:: WHAT IS EXPECTED ::
Could you transcribe the material below exactly, without leaving out a single line?

# Start of SOURCE MATERIAL

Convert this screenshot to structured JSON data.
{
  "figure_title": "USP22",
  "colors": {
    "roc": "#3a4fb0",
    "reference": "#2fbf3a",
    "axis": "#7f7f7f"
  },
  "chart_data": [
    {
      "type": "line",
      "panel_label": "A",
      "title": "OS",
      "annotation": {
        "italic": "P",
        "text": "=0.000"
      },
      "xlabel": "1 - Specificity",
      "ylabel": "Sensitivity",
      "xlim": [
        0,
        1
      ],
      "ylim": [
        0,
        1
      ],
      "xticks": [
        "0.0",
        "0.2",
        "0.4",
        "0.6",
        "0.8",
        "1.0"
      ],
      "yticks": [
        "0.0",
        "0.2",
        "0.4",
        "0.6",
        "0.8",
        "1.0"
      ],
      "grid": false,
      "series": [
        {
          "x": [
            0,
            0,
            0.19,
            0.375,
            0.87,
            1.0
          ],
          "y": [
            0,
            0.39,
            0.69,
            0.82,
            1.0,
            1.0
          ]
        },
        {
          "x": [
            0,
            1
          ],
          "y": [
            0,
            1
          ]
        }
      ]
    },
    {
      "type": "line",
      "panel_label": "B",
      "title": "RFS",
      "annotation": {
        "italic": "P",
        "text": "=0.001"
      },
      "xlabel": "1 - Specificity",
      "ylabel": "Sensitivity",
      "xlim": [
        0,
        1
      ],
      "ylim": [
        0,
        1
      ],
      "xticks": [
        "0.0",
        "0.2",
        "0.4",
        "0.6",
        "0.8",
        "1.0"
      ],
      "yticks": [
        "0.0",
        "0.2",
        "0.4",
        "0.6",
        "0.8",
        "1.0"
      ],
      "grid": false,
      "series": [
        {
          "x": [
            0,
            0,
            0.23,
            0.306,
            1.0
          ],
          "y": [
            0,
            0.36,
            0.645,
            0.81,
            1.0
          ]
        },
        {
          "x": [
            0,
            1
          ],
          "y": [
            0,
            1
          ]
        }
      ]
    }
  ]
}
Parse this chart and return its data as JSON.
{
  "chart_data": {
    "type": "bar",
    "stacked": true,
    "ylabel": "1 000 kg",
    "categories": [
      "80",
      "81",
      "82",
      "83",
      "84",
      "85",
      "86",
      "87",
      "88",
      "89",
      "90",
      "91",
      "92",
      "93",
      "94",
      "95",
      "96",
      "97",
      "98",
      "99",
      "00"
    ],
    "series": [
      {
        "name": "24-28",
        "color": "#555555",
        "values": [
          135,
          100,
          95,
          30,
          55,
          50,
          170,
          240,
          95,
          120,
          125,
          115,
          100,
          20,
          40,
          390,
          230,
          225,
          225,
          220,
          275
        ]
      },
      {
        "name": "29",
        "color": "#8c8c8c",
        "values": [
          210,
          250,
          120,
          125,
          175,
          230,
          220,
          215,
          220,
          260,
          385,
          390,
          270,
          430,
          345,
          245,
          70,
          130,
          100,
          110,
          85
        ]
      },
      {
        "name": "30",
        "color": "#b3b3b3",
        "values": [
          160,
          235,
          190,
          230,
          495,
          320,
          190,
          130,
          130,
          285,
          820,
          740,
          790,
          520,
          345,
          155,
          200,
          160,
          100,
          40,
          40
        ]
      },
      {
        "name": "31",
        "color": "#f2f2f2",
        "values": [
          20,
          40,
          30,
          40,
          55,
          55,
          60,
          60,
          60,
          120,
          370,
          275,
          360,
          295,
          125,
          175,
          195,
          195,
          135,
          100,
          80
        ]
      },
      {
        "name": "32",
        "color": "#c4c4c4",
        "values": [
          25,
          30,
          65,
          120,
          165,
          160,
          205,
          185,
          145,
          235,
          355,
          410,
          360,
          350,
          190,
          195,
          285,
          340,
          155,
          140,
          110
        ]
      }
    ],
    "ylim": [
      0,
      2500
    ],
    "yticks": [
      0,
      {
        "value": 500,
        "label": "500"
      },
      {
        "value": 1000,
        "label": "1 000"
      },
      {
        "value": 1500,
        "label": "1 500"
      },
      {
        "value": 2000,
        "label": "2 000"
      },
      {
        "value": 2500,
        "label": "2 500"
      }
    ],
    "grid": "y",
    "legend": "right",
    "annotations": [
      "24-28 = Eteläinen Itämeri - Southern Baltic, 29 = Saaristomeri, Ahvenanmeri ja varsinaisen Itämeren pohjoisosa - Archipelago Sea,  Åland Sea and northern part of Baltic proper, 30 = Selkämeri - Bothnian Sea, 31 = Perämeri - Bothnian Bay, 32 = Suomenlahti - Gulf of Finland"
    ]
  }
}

# End of SOURCE MATERIAL

:: EXPECTED ANSWER ::
Convert this screenshot to structured JSON data.
{
  "figure_title": "USP22",
  "colors": {
    "roc": "#3a4fb0",
    "reference": "#2fbf3a",
    "axis": "#7f7f7f"
  },
  "chart_data": [
    {
      "type": "line",
      "panel_label": "A",
      "title": "OS",
      "annotation": {
        "italic": "P",
        "text": "=0.000"
      },
      "xlabel": "1 - Specificity",
      "ylabel": "Sensitivity",
      "xlim": [
        0,
        1
      ],
      "ylim": [
        0,
        1
      ],
      "xticks": [
        "0.0",
        "0.2",
        "0.4",
        "0.6",
        "0.8",
        "1.0"
      ],
      "yticks": [
        "0.0",
        "0.2",
        "0.4",
        "0.6",
        "0.8",
        "1.0"
      ],
      "grid": false,
      "series": [
        {
          "x": [
            0,
            0,
            0.19,
            0.375,
            0.87,
            1.0
          ],
          "y": [
            0,
            0.39,
            0.69,
            0.82,
            1.0,
            1.0
          ]
        },
        {
          "x": [
            0,
            1
          ],
          "y": [
            0,
            1
          ]
        }
      ]
    },
    {
      "type": "line",
      "panel_label": "B",
      "title": "RFS",
      "annotation": {
        "italic": "P",
        "text": "=0.001"
      },
      "xlabel": "1 - Specificity",
      "ylabel": "Sensitivity",
      "xlim": [
        0,
        1
      ],
      "ylim": [
        0,
        1
      ],
      "xticks": [
        "0.0",
        "0.2",
        "0.4",
        "0.6",
        "0.8",
        "1.0"
      ],
      "yticks": [
        "0.0",
        "0.2",
        "0.4",
        "0.6",
        "0.8",
        "1.0"
      ],
      "grid": false,
      "series": [
        {
          "x": [
            0,
            0,
            0.23,
            0.306,
            1.0
          ],
          "y": [
            0,
            0.36,
            0.645,
            0.81,
            1.0
          ]
        },
        {
          "x": [
            0,
            1
          ],
          "y": [
            0,
            1
          ]
        }
      ]
    }
  ]
}
Parse this chart and return its data as JSON.
{
  "chart_data": {
    "type": "bar",
    "stacked": true,
    "ylabel": "1 000 kg",
    "categories": [
      "80",
      "81",
      "82",
      "83",
      "84",
      "85",
      "86",
      "87",
      "88",
      "89",
      "90",
      "91",
      "92",
      "93",
      "94",
      "95",
      "96",
      "97",
      "98",
      "99",
      "00"
    ],
    "series": [
      {
        "name": "24-28",
        "color": "#555555",
        "values": [
          135,
          100,
          95,
          30,
          55,
          50,
          170,
          240,
          95,
          120,
          125,
          115,
          100,
          20,
          40,
          390,
          230,
          225,
          225,
          220,
          275
        ]
      },
      {
        "name": "29",
        "color": "#8c8c8c",
        "values": [
          210,
          250,
          120,
          125,
          175,
          230,
          220,
          215,
          220,
          260,
          385,
          390,
          270,
          430,
          345,
          245,
          70,
          130,
          100,
          110,
          85
        ]
      },
      {
        "name": "30",
        "color": "#b3b3b3",
        "values": [
          160,
          235,
          190,
          230,
          495,
          320,
          190,
          130,
          130,
          285,
          820,
          740,
          790,
          520,
          345,
          155,
          200,
          160,
          100,
          40,
          40
        ]
      },
      {
        "name": "31",
        "color": "#f2f2f2",
        "values": [
          20,
          40,
          30,
          40,
          55,
          55,
          60,
          60,
          60,
          120,
          370,
          275,
          360,
          295,
          125,
          175,
          195,
          195,
          135,
          100,
          80
        ]
      },
      {
        "name": "32",
        "color": "#c4c4c4",
        "values": [
          25,
          30,
          65,
          120,
          165,
          160,
          205,
          185,
          145,
          235,
          355,
          410,
          360,
          350,
          190,
          195,
          285,
          340,
          155,
          140,
          110
        ]
      }
    ],
    "ylim": [
      0,
      2500
    ],
    "yticks": [
      0,
      {
        "value": 500,
        "label": "500"
      },
      {
        "value": 1000,
        "label": "1 000"
      },
      {
        "value": 1500,
        "label": "1 500"
      },
      {
        "value": 2000,
        "label": "2 000"
      },
      {
        "value": 2500,
        "label": "2 500"
      }
    ],
    "grid": "y",
    "legend": "right",
    "annotations": [
      "24-28 = Eteläinen Itämeri - Southern Baltic, 29 = Saaristomeri, Ahvenanmeri ja varsinaisen Itämeren pohjoisosa - Archipelago Sea,  Åland Sea and northern part of Baltic proper, 30 = Selkämeri - Bothnian Sea, 31 = Perämeri - Bothnian Bay, 32 = Suomenlahti - Gulf of Finland"
    ]
  }
}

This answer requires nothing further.